Directive
Below is some material; set it all down exactly, apart from the pictures.

········

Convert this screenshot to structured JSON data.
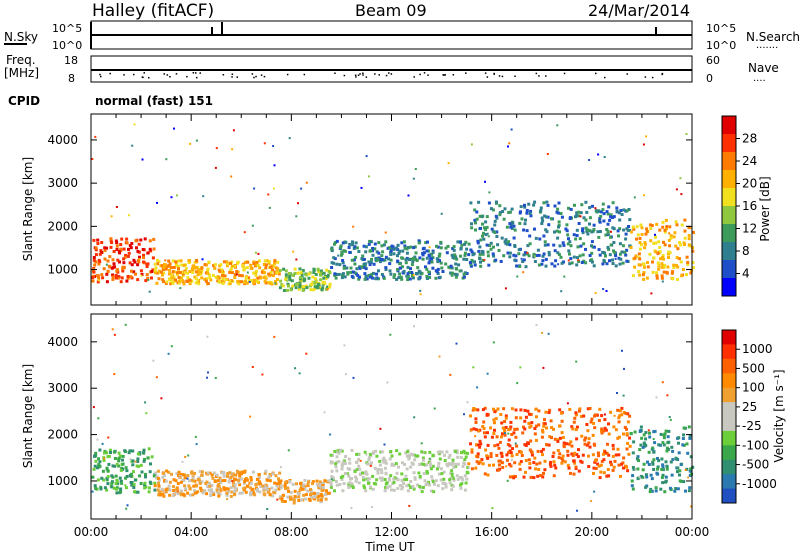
{
  "header": {
    "station": "Halley (fitACF)",
    "beam": "Beam 09",
    "date": "24/Mar/2014"
  },
  "noise_panel": {
    "left_label": "N.Sky",
    "left_ticks": [
      "10^5",
      "10^0"
    ],
    "right_ticks": [
      "10^5",
      "10^0"
    ],
    "right_label": "N.Search",
    "right_dots": "·······"
  },
  "freq_panel": {
    "left_label_line1": "Freq.",
    "left_label_line2": "[MHz]",
    "left_ticks": [
      "18",
      "8"
    ],
    "right_ticks": [
      "60",
      "0"
    ],
    "right_label": "Nave",
    "right_dots": "····"
  },
  "cpid": {
    "label": "CPID",
    "value": "normal (fast) 151"
  },
  "x_axis": {
    "ticks": [
      "00:00",
      "04:00",
      "08:00",
      "12:00",
      "16:00",
      "20:00",
      "00:00"
    ],
    "tick_hours": [
      0,
      4,
      8,
      12,
      16,
      20,
      24
    ],
    "label": "Time UT"
  },
  "y_axis": {
    "label": "Slant Range [km]",
    "ticks": [
      1000,
      2000,
      3000,
      4000
    ],
    "range": [
      180,
      4600
    ]
  },
  "power_colorbar": {
    "label": "Power [dB]",
    "ticks": [
      "28",
      "24",
      "20",
      "16",
      "12",
      "8",
      "4"
    ],
    "colors": [
      "#0000ff",
      "#1e4fc9",
      "#2f7f8f",
      "#3c9a5a",
      "#8fc83f",
      "#f0e020",
      "#ffb000",
      "#ff7a00",
      "#ff3000",
      "#e00000"
    ]
  },
  "velocity_colorbar": {
    "label": "Velocity [m s⁻¹]",
    "ticks": [
      "1000",
      "500",
      "100",
      "25",
      "-25",
      "-100",
      "-500",
      "-1000"
    ],
    "colors": [
      "#1f4fc0",
      "#2a7ab0",
      "#2f8f70",
      "#3aa84a",
      "#6ccf3a",
      "#c8c8c0",
      "#c8c8c0",
      "#f0a030",
      "#ff8a00",
      "#ff6000",
      "#ff3000",
      "#e00000"
    ]
  },
  "chart_data": [
    {
      "type": "heatmap",
      "title": "Power",
      "xlabel": "Time UT",
      "ylabel": "Slant Range [km]",
      "xlim_hours": [
        0,
        24
      ],
      "ylim": [
        180,
        4600
      ],
      "colorbar_ticks_db": [
        4,
        8,
        12,
        16,
        20,
        24,
        28
      ],
      "echo_regions": [
        {
          "t0": 0.0,
          "t1": 2.5,
          "r0": 750,
          "r1": 1750,
          "level": 8
        },
        {
          "t0": 2.5,
          "t1": 7.5,
          "r0": 700,
          "r1": 1250,
          "level": 6
        },
        {
          "t0": 7.5,
          "t1": 9.5,
          "r0": 550,
          "r1": 1050,
          "level": 4
        },
        {
          "t0": 9.5,
          "t1": 15.0,
          "r0": 800,
          "r1": 1700,
          "level": 2
        },
        {
          "t0": 15.0,
          "t1": 21.5,
          "r0": 1100,
          "r1": 2600,
          "level": 2
        },
        {
          "t0": 21.5,
          "t1": 24.0,
          "r0": 800,
          "r1": 2200,
          "level": 6
        }
      ]
    },
    {
      "type": "heatmap",
      "title": "Velocity",
      "xlabel": "Time UT",
      "ylabel": "Slant Range [km]",
      "xlim_hours": [
        0,
        24
      ],
      "ylim": [
        180,
        4600
      ],
      "colorbar_ticks_ms": [
        1000,
        500,
        100,
        25,
        -25,
        -100,
        -500,
        -1000
      ],
      "echo_regions": [
        {
          "t0": 0.0,
          "t1": 2.5,
          "r0": 750,
          "r1": 1750,
          "level": 3
        },
        {
          "t0": 2.5,
          "t1": 7.5,
          "r0": 700,
          "r1": 1250,
          "level": 7
        },
        {
          "t0": 7.5,
          "t1": 9.5,
          "r0": 550,
          "r1": 1050,
          "level": 7
        },
        {
          "t0": 9.5,
          "t1": 15.0,
          "r0": 800,
          "r1": 1700,
          "level": 5
        },
        {
          "t0": 15.0,
          "t1": 21.5,
          "r0": 1100,
          "r1": 2600,
          "level": 9
        },
        {
          "t0": 21.5,
          "t1": 24.0,
          "r0": 800,
          "r1": 2200,
          "level": 2
        }
      ]
    }
  ]
}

········

Full solution
Convert this screenshot to structured JSON data.
{
  "header": {
    "station": "Halley (fitACF)",
    "beam": "Beam 09",
    "date": "24/Mar/2014"
  },
  "noise_panel": {
    "left_label": "N.Sky",
    "left_ticks": [
      "10^5",
      "10^0"
    ],
    "right_ticks": [
      "10^5",
      "10^0"
    ],
    "right_label": "N.Search",
    "right_dots": "·······"
  },
  "freq_panel": {
    "left_label_line1": "Freq.",
    "left_label_line2": "[MHz]",
    "left_ticks": [
      "18",
      "8"
    ],
    "right_ticks": [
      "60",
      "0"
    ],
    "right_label": "Nave",
    "right_dots": "····"
  },
  "cpid": {
    "label": "CPID",
    "value": "normal (fast) 151"
  },
  "x_axis": {
    "ticks": [
      "00:00",
      "04:00",
      "08:00",
      "12:00",
      "16:00",
      "20:00",
      "00:00"
    ],
    "tick_hours": [
      0,
      4,
      8,
      12,
      16,
      20,
      24
    ],
    "label": "Time UT"
  },
  "y_axis": {
    "label": "Slant Range [km]",
    "ticks": [
      1000,
      2000,
      3000,
      4000
    ],
    "range": [
      180,
      4600
    ]
  },
  "power_colorbar": {
    "label": "Power [dB]",
    "ticks": [
      "28",
      "24",
      "20",
      "16",
      "12",
      "8",
      "4"
    ],
    "colors": [
      "#0000ff",
      "#1e4fc9",
      "#2f7f8f",
      "#3c9a5a",
      "#8fc83f",
      "#f0e020",
      "#ffb000",
      "#ff7a00",
      "#ff3000",
      "#e00000"
    ]
  },
  "velocity_colorbar": {
    "label": "Velocity [m s⁻¹]",
    "ticks": [
      "1000",
      "500",
      "100",
      "25",
      "-25",
      "-100",
      "-500",
      "-1000"
    ],
    "colors": [
      "#1f4fc0",
      "#2a7ab0",
      "#2f8f70",
      "#3aa84a",
      "#6ccf3a",
      "#c8c8c0",
      "#c8c8c0",
      "#f0a030",
      "#ff8a00",
      "#ff6000",
      "#ff3000",
      "#e00000"
    ]
  },
  "chart_data": [
    {
      "type": "heatmap",
      "title": "Power",
      "xlabel": "Time UT",
      "ylabel": "Slant Range [km]",
      "xlim_hours": [
        0,
        24
      ],
      "ylim": [
        180,
        4600
      ],
      "colorbar_ticks_db": [
        4,
        8,
        12,
        16,
        20,
        24,
        28
      ],
      "echo_regions": [
        {
          "t0": 0.0,
          "t1": 2.5,
          "r0": 750,
          "r1": 1750,
          "level": 8
        },
        {
          "t0": 2.5,
          "t1": 7.5,
          "r0": 700,
          "r1": 1250,
          "level": 6
        },
        {
          "t0": 7.5,
          "t1": 9.5,
          "r0": 550,
          "r1": 1050,
          "level": 4
        },
        {
          "t0": 9.5,
          "t1": 15.0,
          "r0": 800,
          "r1": 1700,
          "level": 2
        },
        {
          "t0": 15.0,
          "t1": 21.5,
          "r0": 1100,
          "r1": 2600,
          "level": 2
        },
        {
          "t0": 21.5,
          "t1": 24.0,
          "r0": 800,
          "r1": 2200,
          "level": 6
        }
      ]
    },
    {
      "type": "heatmap",
      "title": "Velocity",
      "xlabel": "Time UT",
      "ylabel": "Slant Range [km]",
      "xlim_hours": [
        0,
        24
      ],
      "ylim": [
        180,
        4600
      ],
      "colorbar_ticks_ms": [
        1000,
        500,
        100,
        25,
        -25,
        -100,
        -500,
        -1000
      ],
      "echo_regions": [
        {
          "t0": 0.0,
          "t1": 2.5,
          "r0": 750,
          "r1": 1750,
          "level": 3
        },
        {
          "t0": 2.5,
          "t1": 7.5,
          "r0": 700,
          "r1": 1250,
          "level": 7
        },
        {
          "t0": 7.5,
          "t1": 9.5,
          "r0": 550,
          "r1": 1050,
          "level": 7
        },
        {
          "t0": 9.5,
          "t1": 15.0,
          "r0": 800,
          "r1": 1700,
          "level": 5
        },
        {
          "t0": 15.0,
          "t1": 21.5,
          "r0": 1100,
          "r1": 2600,
          "level": 9
        },
        {
          "t0": 21.5,
          "t1": 24.0,
          "r0": 800,
          "r1": 2200,
          "level": 2
        }
      ]
    }
  ]
}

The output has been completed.